▶ Exercise text:
::::::::::
For the 2014 Super Bowl, François employed Bob Dylan as the testimonial for the launch of the new Chrysler 200. The campaign went further than promoting the car, the brand clearly tried to establish a broader message than the fact that it is associated with Detroit. For the 2015 Super Bowl, a new commercial for Fiat 500X was launched, named "the FIAT Blue Pill" campaign. In the spot, a blue pill transforms a classic 500 into the 500X crossover. This commercial was described as "a clever and humorous way to introduce the 500X".

For the 2020 Super Bowl, Francois enlisted Bill Murray, who appeared in his first commercial ever for the Jeep® brand, to recreate scenes from the iconic 1993 film Groundhog Day with the Jeep Gladiator. The spot won the coveted USA Today Ad Meter and was nominated for an Primetime Emmy Award for "Outstanding Commercial". In 2021, François landed music legend Bruce Springsteen for the Jeep brand's Super Bowl commercial. The two-minute TV spot, starring Springsteen in his first commercial for a brand, was a decade in the making, according François.
::::::::::
▶ Data listing:
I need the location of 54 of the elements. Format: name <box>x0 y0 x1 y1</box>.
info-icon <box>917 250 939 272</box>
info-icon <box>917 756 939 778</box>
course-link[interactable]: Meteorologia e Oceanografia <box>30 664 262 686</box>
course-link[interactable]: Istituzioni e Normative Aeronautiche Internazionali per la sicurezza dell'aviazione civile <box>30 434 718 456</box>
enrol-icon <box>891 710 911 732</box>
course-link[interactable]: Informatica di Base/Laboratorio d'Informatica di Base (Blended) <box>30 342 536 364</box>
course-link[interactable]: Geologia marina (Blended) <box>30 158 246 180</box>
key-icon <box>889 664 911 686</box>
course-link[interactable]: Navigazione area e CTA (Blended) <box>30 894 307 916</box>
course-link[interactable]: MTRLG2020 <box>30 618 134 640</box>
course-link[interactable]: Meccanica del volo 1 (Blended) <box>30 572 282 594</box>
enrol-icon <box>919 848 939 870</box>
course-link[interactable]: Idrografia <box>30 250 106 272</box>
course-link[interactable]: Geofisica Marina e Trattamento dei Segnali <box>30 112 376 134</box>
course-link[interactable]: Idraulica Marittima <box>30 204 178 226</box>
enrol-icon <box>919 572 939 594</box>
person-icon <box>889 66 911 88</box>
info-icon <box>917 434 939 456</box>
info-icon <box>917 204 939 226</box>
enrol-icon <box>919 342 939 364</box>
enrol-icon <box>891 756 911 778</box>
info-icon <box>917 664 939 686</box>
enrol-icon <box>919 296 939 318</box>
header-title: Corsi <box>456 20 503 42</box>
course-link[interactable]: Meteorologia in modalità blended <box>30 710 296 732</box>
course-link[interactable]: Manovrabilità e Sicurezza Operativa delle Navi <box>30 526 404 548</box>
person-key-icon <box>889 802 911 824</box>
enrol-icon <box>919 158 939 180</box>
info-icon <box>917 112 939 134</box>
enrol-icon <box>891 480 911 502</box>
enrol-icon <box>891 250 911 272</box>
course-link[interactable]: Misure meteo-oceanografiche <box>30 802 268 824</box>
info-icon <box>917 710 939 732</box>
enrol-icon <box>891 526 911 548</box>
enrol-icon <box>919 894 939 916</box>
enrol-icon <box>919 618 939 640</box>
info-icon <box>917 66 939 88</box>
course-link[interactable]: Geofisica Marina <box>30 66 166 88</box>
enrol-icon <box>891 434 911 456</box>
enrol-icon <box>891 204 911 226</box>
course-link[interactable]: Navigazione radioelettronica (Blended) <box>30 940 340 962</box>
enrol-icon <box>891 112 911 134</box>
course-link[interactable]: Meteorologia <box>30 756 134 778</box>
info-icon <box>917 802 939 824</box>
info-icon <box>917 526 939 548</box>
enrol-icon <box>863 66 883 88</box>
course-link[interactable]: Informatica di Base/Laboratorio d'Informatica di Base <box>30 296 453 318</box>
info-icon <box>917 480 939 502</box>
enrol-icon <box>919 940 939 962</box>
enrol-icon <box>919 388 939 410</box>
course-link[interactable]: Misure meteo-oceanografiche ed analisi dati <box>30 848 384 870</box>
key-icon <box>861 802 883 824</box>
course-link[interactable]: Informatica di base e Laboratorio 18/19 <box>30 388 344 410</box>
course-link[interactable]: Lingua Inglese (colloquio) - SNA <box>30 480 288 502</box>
::::::::::
▶ Work to complete:
Copy the Super Bowl commercials text above word for word, in full.

▶ The completed task:
For the 2014 Super Bowl, François employed Bob Dylan as the testimonial for the launch of the new Chrysler 200. The campaign went further than promoting the car, the brand clearly tried to establish a broader message than the fact that it is associated with Detroit. For the 2015 Super Bowl, a new commercial for Fiat 500X was launched, named "the FIAT Blue Pill" campaign. In the spot, a blue pill transforms a classic 500 into the 500X crossover. This commercial was described as "a clever and humorous way to introduce the 500X".

For the 2020 Super Bowl, Francois enlisted Bill Murray, who appeared in his first commercial ever for the Jeep® brand, to recreate scenes from the iconic 1993 film Groundhog Day with the Jeep Gladiator. The spot won the coveted USA Today Ad Meter and was nominated for an Primetime Emmy Award for "Outstanding Commercial". In 2021, François landed music legend Bruce Springsteen for the Jeep brand's Super Bowl commercial. The two-minute TV spot, starring Springsteen in his first commercial for a brand, was a decade in the making, according François.